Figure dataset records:
---------------

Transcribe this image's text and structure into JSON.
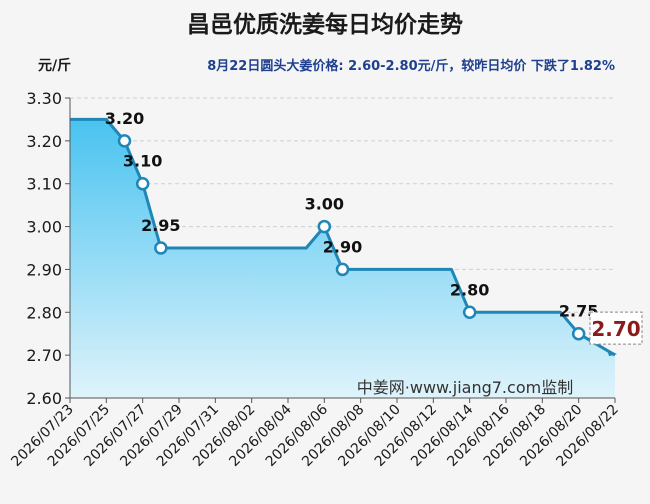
{
  "chart_data": {
    "type": "area",
    "title": "昌邑优质洗姜每日均价走势",
    "subtitle": "8月22日圆头大姜价格: 2.60-2.80元/斤，较昨日均价 下跌了1.82%",
    "ylabel": "元/斤",
    "watermark": "中姜网·www.jiang7.com监制",
    "ylim": [
      2.6,
      3.3
    ],
    "yticks": [
      "2.60",
      "2.70",
      "2.80",
      "2.90",
      "3.00",
      "3.10",
      "3.20",
      "3.30"
    ],
    "xlim": [
      "2026-07-23",
      "2026-08-22"
    ],
    "xticks": [
      "2026/07/23",
      "2026/07/25",
      "2026/07/27",
      "2026/07/29",
      "2026/07/31",
      "2026/08/02",
      "2026/08/04",
      "2026/08/06",
      "2026/08/08",
      "2026/08/10",
      "2026/08/12",
      "2026/08/14",
      "2026/08/16",
      "2026/08/18",
      "2026/08/20",
      "2026/08/22"
    ],
    "grid": true,
    "points": [
      {
        "x": "2026-07-23",
        "y": 3.25
      },
      {
        "x": "2026-07-25",
        "y": 3.25
      },
      {
        "x": "2026-07-26",
        "y": 3.2,
        "label": "3.20"
      },
      {
        "x": "2026-07-27",
        "y": 3.1,
        "label": "3.10"
      },
      {
        "x": "2026-07-28",
        "y": 2.95,
        "label": "2.95"
      },
      {
        "x": "2026-08-05",
        "y": 2.95
      },
      {
        "x": "2026-08-06",
        "y": 3.0,
        "label": "3.00"
      },
      {
        "x": "2026-08-07",
        "y": 2.9,
        "label": "2.90"
      },
      {
        "x": "2026-08-13",
        "y": 2.9
      },
      {
        "x": "2026-08-14",
        "y": 2.8,
        "label": "2.80"
      },
      {
        "x": "2026-08-19",
        "y": 2.8
      },
      {
        "x": "2026-08-20",
        "y": 2.75,
        "label": "2.75"
      },
      {
        "x": "2026-08-22",
        "y": 2.7,
        "label": "2.70",
        "highlight": true
      }
    ],
    "colors": {
      "line": "#1f86b8",
      "area_top": "#49c3f0",
      "area_bottom": "#dff3fb",
      "title": "#1a1a1a",
      "subtitle": "#1f3f8f",
      "highlight_label": "#8b1a1a",
      "marker_fill": "#ffffff"
    }
  }
}
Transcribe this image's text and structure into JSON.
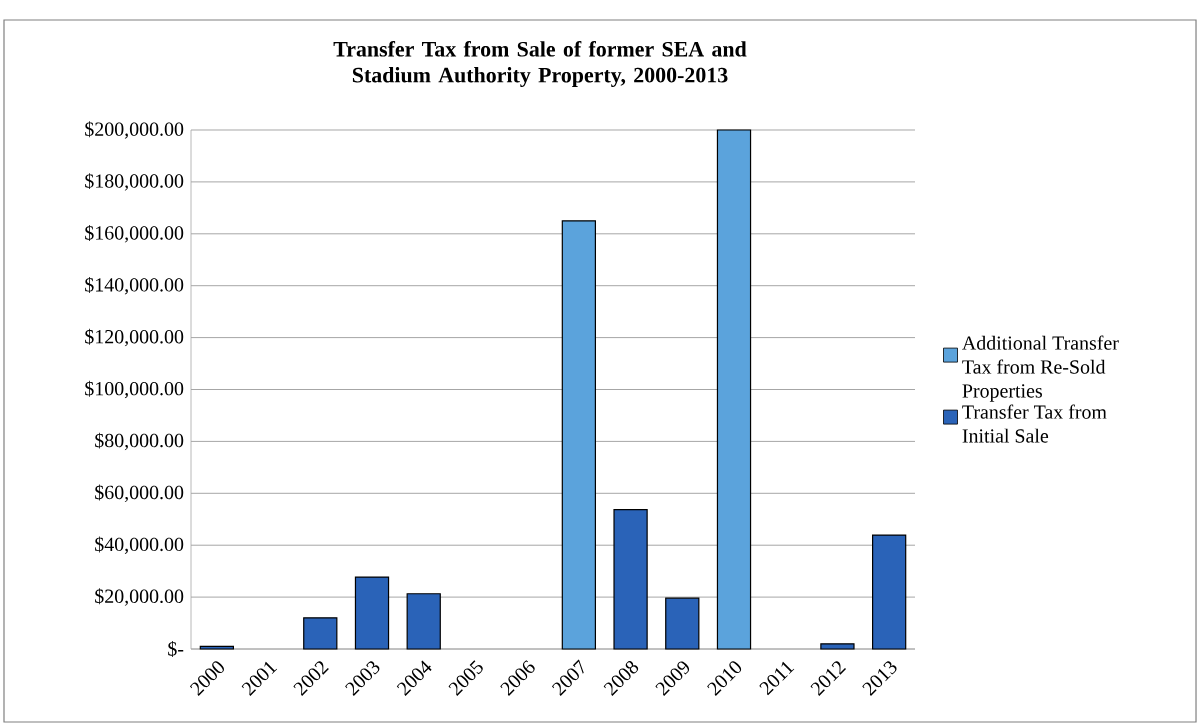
{
  "chart_data": {
    "type": "bar",
    "stacked": true,
    "title": "Transfer Tax from Sale of former SEA and Stadium Authority Property, 2000-2013",
    "categories": [
      "2000",
      "2001",
      "2002",
      "2003",
      "2004",
      "2005",
      "2006",
      "2007",
      "2008",
      "2009",
      "2010",
      "2011",
      "2012",
      "2013"
    ],
    "series": [
      {
        "name": "Additional Transfer Tax from Re-Sold Properties",
        "color": "#5ba3dc",
        "values": [
          null,
          null,
          null,
          null,
          null,
          null,
          null,
          165000,
          null,
          null,
          200000,
          null,
          null,
          null
        ]
      },
      {
        "name": "Transfer Tax from Initial Sale",
        "color": "#2a63b8",
        "values": [
          1000,
          null,
          12000,
          27700,
          21300,
          null,
          null,
          null,
          53700,
          19600,
          null,
          null,
          2000,
          43900
        ]
      }
    ],
    "ylim": [
      0,
      200000
    ],
    "yticks": [
      {
        "value": 0,
        "label": "$-"
      },
      {
        "value": 20000,
        "label": "$20,000.00"
      },
      {
        "value": 40000,
        "label": "$40,000.00"
      },
      {
        "value": 60000,
        "label": "$60,000.00"
      },
      {
        "value": 80000,
        "label": "$80,000.00"
      },
      {
        "value": 100000,
        "label": "$100,000.00"
      },
      {
        "value": 120000,
        "label": "$120,000.00"
      },
      {
        "value": 140000,
        "label": "$140,000.00"
      },
      {
        "value": 160000,
        "label": "$160,000.00"
      },
      {
        "value": 180000,
        "label": "$180,000.00"
      },
      {
        "value": 200000,
        "label": "$200,000.00"
      }
    ],
    "grid": "y",
    "legend": "right"
  }
}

---------------

- [Task prompt]: Only the number is wanted: count the lines of the records that hold the word "true".

- [Exercise result]: 3